Report the count of lines that carry the string "décret", and add nothing.

> [Exercise data]
-*-
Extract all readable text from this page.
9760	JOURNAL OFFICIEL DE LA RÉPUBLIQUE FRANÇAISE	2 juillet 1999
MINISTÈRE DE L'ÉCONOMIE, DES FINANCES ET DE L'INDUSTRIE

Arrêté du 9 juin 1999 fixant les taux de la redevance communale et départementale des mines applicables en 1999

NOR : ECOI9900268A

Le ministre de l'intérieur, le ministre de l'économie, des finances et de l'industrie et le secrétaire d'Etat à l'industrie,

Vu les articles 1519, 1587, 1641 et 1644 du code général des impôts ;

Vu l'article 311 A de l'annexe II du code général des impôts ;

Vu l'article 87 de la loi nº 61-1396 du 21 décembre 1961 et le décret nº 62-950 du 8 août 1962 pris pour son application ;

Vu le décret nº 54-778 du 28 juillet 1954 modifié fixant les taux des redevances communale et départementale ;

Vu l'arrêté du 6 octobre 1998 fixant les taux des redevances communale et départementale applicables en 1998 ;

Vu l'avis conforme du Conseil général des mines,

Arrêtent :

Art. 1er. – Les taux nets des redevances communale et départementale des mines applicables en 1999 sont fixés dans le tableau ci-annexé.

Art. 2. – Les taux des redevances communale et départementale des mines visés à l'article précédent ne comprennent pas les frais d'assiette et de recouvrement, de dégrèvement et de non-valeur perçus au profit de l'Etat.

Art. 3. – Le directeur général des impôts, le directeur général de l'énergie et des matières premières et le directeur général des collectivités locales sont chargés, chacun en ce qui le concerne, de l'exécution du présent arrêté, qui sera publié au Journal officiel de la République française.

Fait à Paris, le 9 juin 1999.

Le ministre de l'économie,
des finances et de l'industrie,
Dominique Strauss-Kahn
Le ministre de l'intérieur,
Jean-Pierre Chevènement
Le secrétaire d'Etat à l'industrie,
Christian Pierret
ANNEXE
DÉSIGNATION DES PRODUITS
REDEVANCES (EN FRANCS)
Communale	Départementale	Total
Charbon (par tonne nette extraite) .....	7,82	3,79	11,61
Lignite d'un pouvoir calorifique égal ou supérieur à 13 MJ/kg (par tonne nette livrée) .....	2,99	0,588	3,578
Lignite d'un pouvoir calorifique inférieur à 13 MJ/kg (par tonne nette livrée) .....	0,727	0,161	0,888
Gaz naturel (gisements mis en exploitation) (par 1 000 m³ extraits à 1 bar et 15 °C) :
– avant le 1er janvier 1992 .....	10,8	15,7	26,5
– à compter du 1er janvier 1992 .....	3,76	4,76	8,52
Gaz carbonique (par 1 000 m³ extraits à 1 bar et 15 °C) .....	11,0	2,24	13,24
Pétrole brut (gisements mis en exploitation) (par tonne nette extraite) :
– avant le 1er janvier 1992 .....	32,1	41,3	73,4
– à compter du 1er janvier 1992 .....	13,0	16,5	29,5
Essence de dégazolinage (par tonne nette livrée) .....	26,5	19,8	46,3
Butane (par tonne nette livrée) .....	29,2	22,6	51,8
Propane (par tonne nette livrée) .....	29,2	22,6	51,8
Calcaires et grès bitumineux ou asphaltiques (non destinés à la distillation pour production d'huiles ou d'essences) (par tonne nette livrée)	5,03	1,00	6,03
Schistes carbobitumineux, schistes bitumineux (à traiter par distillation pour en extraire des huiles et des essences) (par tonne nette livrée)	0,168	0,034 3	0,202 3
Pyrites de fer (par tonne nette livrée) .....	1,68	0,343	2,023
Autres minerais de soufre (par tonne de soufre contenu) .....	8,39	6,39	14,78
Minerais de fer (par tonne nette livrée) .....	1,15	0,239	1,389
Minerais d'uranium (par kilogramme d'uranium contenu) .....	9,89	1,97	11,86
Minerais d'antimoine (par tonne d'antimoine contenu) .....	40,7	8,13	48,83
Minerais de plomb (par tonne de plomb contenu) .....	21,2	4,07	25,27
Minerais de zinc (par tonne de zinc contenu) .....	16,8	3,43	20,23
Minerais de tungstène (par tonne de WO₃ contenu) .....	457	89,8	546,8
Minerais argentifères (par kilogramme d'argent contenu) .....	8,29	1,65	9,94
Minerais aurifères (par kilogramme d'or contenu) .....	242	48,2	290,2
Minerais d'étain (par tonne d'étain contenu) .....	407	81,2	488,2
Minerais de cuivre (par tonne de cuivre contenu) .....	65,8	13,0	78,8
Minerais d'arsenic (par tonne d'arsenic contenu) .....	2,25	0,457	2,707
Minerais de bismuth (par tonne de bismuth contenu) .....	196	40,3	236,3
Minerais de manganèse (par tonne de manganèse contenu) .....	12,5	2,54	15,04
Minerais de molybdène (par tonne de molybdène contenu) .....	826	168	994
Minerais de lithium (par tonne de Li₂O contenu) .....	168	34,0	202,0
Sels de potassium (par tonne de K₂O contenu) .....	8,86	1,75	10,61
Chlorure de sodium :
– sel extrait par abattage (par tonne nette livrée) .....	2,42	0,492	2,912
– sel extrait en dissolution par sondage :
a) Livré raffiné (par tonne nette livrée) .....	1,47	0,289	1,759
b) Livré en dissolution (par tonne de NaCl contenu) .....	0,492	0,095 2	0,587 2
-*-
> [Written answer]
2